> [DOCUMENT EXCERPT]
┌──

From the first year of law school, lawyers are trained to find the precedents that support their cases. Students and associates devote hours and hours of time researching cases that suggest the best paths by which to approach particular scenarios.
Similarly, there are law firms whose approaches to diversity are setting precedents for the profession. These firms enjoy a staff that reflects the global practice of law and the diverse clients they represent. They benefit from lower turnover, higher morale, and an atmosphere of inclusion and belonging that allows lawyers to do their best work.
Joseph C. Dilg, managing partner for Vinson & Elkins LLP, puts it this way: "It's something we recognize makes good sense to us in going forward, for both talent and business considerations. We're not doing it for pats on the back, but because it's good for us, not for any other reason."
Diversity & the Bar spoke to four firms about their commitment to diversity and their actions in furthering their goals: Vinson & Elkins LLP, Pillsbury Winthrop LLP, Steel Hector & Davis International LLP, and Heller Ehrman White & McAuliffe LLP. Each of these firms have invested time and resources in what it takes to attract and retain minority and women lawyers and associates. Yet, none of these firms are willing to declare that the battle for a more inclusive legal profession has been won.
Pillsbury Winthrop LLP
The major engine for diversity at Pillsbury Winthrop LLP is the People Committee, currently co-chaired by Kevin M. Fong, a partner in appellate litigation in San Francisco, Deborah Johnson, director of human resources, and Miriam Ben-Natan, human resource manager of the Silicon Valley office. The 20-strong group is charged with "making the firm a great place to work for attorneys and staff." The group meets by conference call every quarter, while the co-chairs meet every month. Smaller task forces meet on an as-needed basis.
Two initiatives are the career advisory group, currently in formation, giving attorneys access "to the best advice and mentoring" throughout the firm, and a program for outreach to law schools. Having a presence at law schools means the firm is "not just a name," but students and attorneys have a chance to interact with one another. The firm also takes part in informal opportunities with minority law students, such as a recent reception in the D.C. area.

└──

> [STORED DATA]
┌──

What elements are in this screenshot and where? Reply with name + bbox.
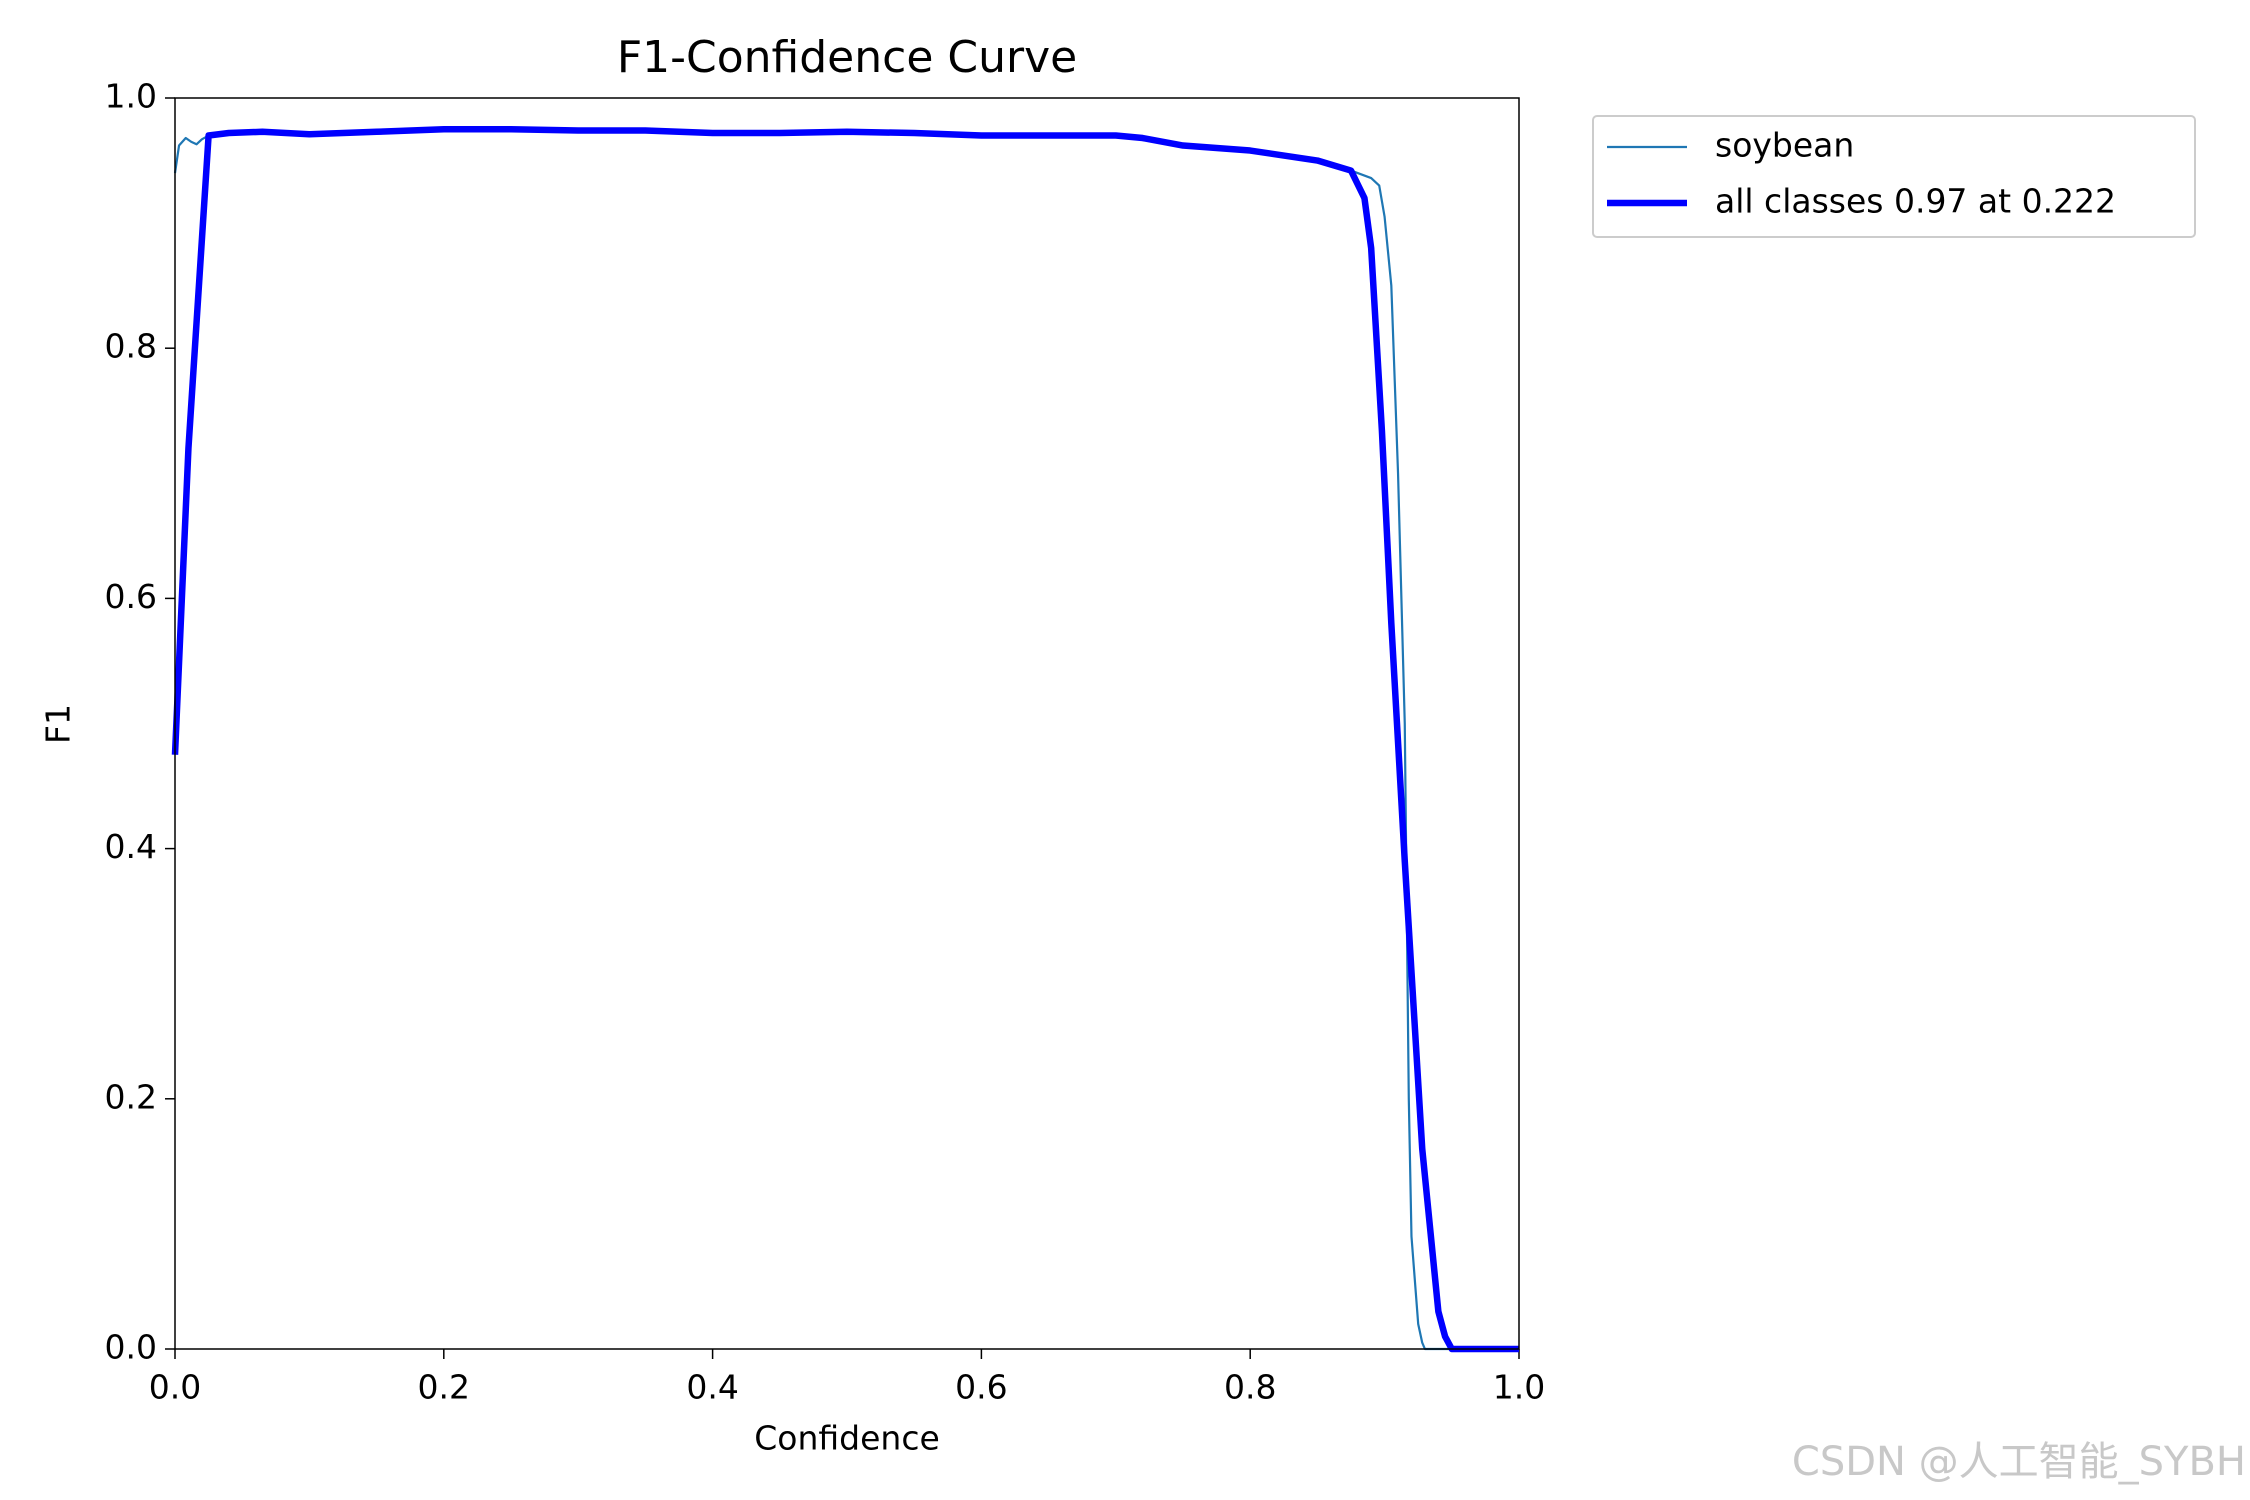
plot-frame bbox=[174, 97, 1520, 1350]
legend-label: soybean bbox=[1715, 126, 1854, 165]
legend-box bbox=[1592, 115, 2196, 238]
x-tick-label: 0.6 bbox=[955, 1368, 1007, 1407]
y-axis-label: F1 bbox=[39, 704, 78, 744]
y-tick-label: 1.0 bbox=[105, 77, 157, 116]
chart-title: F1-Confidence Curve bbox=[617, 32, 1077, 83]
y-tick-label: 0.0 bbox=[105, 1328, 157, 1367]
watermark: CSDN @人工智能_SYBH bbox=[1792, 1439, 2246, 1485]
series-line bbox=[171, 126, 1519, 1353]
y-tick-label: 0.8 bbox=[105, 327, 157, 366]
x-tick-label: 0.0 bbox=[149, 1368, 201, 1407]
y-tick-label: 0.6 bbox=[105, 577, 157, 616]
x-tick-label: 0.8 bbox=[1224, 1368, 1276, 1407]
x-tick-label: 0.2 bbox=[418, 1368, 470, 1407]
legend-label: all classes 0.97 at 0.222 bbox=[1715, 182, 2116, 221]
x-tick-label: 1.0 bbox=[1493, 1368, 1545, 1407]
x-axis-label: Confidence bbox=[754, 1419, 940, 1458]
y-tick-label: 0.4 bbox=[105, 827, 157, 866]
y-tick-label: 0.2 bbox=[105, 1077, 157, 1116]
x-tick-label: 0.4 bbox=[686, 1368, 738, 1407]
series-line bbox=[173, 128, 1519, 1351]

└──

> [EXERCISES]
a - In the law firm diversity article, how often does the full People Committee at Pillsbury Winthrop LLP meet by conference call?
b - Please copy the passage of the law firm diversity article from "Diversity & the" to "has been won." word for word.

> [SOLUTION LIST]
a - Every quarter.

b -
Diversity & the Bar spoke to four firms about their commitment to diversity and their actions in furthering their goals: Vinson & Elkins LLP, Pillsbury Winthrop LLP, Steel Hector & Davis International LLP, and Heller Ehrman White & McAuliffe LLP. Each of these firms have invested time and resources in what it takes to attract and retain minority and women lawyers and associates. Yet, none of these firms are willing to declare that the battle for a more inclusive legal profession has been won.